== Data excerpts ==
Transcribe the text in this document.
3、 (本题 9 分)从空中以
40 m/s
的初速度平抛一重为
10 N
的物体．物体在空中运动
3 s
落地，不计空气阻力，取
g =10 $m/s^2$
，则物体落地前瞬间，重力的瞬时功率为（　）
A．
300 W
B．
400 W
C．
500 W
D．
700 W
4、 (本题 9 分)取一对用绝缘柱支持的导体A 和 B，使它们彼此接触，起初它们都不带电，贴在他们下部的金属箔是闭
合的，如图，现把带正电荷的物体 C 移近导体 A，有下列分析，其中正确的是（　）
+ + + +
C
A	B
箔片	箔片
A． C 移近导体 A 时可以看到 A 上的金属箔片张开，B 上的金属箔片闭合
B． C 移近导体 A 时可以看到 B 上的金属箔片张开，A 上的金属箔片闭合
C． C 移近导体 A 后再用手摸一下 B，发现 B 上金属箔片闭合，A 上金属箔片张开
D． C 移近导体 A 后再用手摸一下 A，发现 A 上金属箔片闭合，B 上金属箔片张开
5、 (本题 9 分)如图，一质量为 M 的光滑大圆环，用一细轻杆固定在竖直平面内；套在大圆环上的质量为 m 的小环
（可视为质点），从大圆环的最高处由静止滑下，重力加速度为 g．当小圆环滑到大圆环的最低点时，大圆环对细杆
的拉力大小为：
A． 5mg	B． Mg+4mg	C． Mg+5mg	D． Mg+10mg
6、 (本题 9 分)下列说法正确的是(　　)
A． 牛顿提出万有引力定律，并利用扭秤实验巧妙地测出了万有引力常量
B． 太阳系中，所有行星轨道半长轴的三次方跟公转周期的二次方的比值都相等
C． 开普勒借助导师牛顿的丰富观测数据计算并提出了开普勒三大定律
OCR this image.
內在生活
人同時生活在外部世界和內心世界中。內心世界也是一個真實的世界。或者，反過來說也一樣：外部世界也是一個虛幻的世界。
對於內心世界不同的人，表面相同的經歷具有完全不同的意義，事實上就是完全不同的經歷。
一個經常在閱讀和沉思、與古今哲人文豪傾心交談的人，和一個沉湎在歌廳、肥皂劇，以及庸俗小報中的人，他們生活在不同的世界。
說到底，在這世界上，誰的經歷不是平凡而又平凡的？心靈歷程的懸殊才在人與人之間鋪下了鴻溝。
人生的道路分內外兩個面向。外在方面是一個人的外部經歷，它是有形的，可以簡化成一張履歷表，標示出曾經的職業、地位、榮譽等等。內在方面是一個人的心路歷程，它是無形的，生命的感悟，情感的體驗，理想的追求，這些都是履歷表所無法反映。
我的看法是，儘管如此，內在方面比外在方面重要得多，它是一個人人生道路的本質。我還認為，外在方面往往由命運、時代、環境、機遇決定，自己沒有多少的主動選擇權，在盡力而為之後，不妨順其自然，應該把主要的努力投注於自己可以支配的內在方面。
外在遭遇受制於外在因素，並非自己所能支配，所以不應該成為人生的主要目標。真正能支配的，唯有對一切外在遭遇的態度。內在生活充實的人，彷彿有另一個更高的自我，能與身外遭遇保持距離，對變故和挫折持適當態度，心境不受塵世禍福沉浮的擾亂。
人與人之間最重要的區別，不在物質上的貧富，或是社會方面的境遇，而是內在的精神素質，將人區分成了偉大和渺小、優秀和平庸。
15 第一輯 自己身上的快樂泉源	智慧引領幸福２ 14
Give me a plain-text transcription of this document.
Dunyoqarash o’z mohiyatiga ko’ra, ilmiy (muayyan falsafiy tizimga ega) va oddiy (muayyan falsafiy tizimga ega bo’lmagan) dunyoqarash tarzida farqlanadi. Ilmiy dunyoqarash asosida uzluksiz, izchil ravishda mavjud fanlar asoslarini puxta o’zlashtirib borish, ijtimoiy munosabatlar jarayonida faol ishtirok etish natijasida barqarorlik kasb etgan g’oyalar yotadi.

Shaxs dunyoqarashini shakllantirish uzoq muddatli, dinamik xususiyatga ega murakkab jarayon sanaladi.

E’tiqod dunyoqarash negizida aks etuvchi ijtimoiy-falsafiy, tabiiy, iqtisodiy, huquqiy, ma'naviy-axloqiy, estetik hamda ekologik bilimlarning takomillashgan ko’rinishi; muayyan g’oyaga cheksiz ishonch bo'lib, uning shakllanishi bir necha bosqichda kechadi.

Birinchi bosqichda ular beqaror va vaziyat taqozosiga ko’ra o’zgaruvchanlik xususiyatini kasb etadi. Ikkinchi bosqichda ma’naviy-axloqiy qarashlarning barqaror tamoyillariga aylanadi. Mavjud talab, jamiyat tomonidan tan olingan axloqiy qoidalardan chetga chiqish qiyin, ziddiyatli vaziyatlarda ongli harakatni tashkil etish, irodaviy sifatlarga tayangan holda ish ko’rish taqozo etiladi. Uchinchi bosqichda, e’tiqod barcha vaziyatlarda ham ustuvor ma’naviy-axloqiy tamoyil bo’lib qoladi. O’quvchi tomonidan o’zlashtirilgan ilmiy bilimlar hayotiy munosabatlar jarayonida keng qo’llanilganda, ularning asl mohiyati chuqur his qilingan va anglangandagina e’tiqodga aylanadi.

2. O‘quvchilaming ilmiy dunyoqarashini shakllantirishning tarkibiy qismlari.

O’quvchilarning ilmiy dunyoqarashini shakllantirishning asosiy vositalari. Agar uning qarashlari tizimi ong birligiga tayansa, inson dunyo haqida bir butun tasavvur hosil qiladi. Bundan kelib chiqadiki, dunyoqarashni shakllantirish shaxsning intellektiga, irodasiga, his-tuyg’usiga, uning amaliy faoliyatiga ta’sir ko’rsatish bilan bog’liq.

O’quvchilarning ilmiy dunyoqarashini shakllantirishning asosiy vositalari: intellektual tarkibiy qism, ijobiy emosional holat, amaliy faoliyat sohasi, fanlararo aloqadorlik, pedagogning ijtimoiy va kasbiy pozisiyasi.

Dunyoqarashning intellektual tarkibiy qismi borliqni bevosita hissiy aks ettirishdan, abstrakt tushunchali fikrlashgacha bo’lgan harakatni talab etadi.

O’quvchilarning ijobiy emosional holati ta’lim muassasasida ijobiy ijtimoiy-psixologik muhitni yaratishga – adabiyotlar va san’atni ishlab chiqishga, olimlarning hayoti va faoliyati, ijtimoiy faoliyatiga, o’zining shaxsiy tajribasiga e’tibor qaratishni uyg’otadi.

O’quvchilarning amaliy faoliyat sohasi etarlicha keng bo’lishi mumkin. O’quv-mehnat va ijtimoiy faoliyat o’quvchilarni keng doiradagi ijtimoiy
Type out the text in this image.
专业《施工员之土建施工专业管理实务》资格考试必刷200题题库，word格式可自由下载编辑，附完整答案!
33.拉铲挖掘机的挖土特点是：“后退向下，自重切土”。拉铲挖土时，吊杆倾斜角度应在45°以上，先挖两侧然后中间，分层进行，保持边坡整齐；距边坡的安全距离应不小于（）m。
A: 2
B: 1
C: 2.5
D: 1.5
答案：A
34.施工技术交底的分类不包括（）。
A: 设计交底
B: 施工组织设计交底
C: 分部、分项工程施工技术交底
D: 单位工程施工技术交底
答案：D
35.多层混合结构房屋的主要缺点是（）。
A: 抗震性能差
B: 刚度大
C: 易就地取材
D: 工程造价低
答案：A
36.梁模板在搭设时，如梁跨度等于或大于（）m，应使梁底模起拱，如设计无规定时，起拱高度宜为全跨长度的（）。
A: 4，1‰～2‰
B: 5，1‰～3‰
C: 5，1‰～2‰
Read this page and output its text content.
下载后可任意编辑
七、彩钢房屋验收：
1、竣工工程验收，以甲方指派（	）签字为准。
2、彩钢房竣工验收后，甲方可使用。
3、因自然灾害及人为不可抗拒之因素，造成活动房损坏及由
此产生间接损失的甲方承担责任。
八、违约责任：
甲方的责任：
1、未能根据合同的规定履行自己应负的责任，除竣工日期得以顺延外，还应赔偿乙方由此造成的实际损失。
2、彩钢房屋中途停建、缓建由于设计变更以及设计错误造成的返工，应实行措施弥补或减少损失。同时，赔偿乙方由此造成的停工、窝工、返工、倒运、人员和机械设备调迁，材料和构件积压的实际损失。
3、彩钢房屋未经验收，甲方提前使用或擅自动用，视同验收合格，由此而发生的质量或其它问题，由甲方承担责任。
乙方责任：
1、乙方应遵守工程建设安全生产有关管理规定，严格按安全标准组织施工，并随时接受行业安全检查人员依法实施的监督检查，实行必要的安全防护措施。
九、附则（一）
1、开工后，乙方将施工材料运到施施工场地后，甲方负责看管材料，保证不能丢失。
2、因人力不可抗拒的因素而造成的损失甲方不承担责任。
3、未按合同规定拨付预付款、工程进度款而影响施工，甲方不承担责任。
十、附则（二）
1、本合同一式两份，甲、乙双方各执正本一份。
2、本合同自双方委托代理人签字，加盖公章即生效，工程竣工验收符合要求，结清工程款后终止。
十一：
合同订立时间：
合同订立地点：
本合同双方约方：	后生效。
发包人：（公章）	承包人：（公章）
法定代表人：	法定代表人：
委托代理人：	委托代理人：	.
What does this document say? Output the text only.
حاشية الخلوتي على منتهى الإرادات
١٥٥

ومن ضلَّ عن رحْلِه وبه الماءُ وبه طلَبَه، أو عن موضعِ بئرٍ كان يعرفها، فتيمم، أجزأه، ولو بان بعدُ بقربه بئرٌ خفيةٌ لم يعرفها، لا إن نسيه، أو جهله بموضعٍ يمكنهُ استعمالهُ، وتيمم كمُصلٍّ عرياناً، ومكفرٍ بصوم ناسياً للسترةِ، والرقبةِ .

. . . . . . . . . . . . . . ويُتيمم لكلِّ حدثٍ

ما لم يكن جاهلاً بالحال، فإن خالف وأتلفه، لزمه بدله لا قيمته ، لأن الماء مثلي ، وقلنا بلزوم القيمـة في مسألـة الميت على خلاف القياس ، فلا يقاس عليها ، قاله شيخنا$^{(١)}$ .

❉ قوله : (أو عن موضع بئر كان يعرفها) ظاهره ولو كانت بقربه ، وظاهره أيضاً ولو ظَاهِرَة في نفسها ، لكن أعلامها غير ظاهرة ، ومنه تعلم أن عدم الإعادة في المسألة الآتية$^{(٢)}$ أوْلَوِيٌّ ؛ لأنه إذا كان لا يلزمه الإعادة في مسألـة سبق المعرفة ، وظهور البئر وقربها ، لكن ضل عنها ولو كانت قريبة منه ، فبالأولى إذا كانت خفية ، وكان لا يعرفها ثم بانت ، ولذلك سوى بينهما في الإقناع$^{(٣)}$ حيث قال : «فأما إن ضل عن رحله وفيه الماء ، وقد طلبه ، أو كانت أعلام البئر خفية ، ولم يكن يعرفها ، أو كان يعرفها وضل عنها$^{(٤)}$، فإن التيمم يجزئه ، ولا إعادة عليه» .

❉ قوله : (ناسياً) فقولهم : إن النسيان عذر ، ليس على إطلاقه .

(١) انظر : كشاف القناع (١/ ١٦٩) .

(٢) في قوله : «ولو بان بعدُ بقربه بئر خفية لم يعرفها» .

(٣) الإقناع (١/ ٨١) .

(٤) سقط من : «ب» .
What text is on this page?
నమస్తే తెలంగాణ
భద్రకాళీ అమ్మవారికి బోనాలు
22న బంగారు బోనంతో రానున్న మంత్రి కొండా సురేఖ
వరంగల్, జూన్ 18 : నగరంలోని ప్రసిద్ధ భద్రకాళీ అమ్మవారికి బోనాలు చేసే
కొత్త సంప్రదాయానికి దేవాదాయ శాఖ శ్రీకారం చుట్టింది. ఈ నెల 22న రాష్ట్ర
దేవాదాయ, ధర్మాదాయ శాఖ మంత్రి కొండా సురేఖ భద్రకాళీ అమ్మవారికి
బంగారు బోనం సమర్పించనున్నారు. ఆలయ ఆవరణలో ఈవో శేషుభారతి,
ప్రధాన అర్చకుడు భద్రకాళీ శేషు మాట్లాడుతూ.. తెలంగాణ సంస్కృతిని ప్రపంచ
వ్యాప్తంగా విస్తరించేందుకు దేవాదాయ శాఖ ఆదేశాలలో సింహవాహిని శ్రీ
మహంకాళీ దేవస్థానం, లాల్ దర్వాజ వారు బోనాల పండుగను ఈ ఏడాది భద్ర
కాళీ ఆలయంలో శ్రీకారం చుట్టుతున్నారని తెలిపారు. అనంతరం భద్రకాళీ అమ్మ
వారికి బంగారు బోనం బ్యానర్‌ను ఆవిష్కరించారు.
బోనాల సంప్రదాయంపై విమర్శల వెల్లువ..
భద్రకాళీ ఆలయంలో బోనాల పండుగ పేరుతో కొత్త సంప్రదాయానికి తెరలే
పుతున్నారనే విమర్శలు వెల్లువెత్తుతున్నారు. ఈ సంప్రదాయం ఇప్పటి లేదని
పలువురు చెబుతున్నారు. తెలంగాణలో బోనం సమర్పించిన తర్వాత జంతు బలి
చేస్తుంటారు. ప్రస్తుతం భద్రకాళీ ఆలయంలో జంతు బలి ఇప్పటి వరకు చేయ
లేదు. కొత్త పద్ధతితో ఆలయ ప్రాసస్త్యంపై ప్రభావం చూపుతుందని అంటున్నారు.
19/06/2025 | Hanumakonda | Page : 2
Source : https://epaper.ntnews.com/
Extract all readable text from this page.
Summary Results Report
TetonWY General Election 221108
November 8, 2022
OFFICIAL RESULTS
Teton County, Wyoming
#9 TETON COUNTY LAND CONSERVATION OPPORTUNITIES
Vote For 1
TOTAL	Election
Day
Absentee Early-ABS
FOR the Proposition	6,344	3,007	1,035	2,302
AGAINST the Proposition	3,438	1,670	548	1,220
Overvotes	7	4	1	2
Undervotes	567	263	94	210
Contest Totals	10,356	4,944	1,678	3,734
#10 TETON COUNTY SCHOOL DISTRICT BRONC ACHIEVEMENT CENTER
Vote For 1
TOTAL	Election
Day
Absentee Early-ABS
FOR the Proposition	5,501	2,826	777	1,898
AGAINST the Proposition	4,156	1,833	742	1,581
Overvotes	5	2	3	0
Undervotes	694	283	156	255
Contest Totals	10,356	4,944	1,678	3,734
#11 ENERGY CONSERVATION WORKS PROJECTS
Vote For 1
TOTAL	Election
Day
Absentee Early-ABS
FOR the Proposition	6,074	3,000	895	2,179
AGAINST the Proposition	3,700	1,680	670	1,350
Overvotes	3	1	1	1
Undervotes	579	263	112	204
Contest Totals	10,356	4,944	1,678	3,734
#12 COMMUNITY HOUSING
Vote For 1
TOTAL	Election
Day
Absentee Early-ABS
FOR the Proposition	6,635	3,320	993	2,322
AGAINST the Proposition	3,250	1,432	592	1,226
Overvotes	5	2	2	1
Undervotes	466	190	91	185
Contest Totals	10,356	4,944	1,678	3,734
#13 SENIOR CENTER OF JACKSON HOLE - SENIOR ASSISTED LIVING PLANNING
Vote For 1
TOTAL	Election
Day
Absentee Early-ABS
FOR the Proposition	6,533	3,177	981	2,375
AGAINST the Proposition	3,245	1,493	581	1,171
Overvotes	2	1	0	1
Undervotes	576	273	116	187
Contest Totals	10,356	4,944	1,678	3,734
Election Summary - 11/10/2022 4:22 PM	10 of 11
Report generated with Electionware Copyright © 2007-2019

== WHAT TO PRODUCE ==
Where a line of the entries contains the word "vositalari", copy that line.

== THE COMPLETED TASK ==
O’quvchilarning ilmiy dunyoqarashini shakllantirishning asosiy vositalari. Agar uning qarashlari tizimi ong birligiga tayansa, inson dunyo haqida bir butun tasavvur hosil qiladi. Bundan kelib chiqadiki, dunyoqarashni shakllantirish shaxsning intellektiga, irodasiga, his-tuyg’usiga, uning amaliy faoliyatiga ta’sir ko’rsatish bilan bog’liq.
O’quvchilarning ilmiy dunyoqarashini shakllantirishning asosiy vositalari: intellektual tarkibiy qism, ijobiy emosional holat, amaliy faoliyat sohasi, fanlararo aloqadorlik, pedagogning ijtimoiy va kasbiy pozisiyasi.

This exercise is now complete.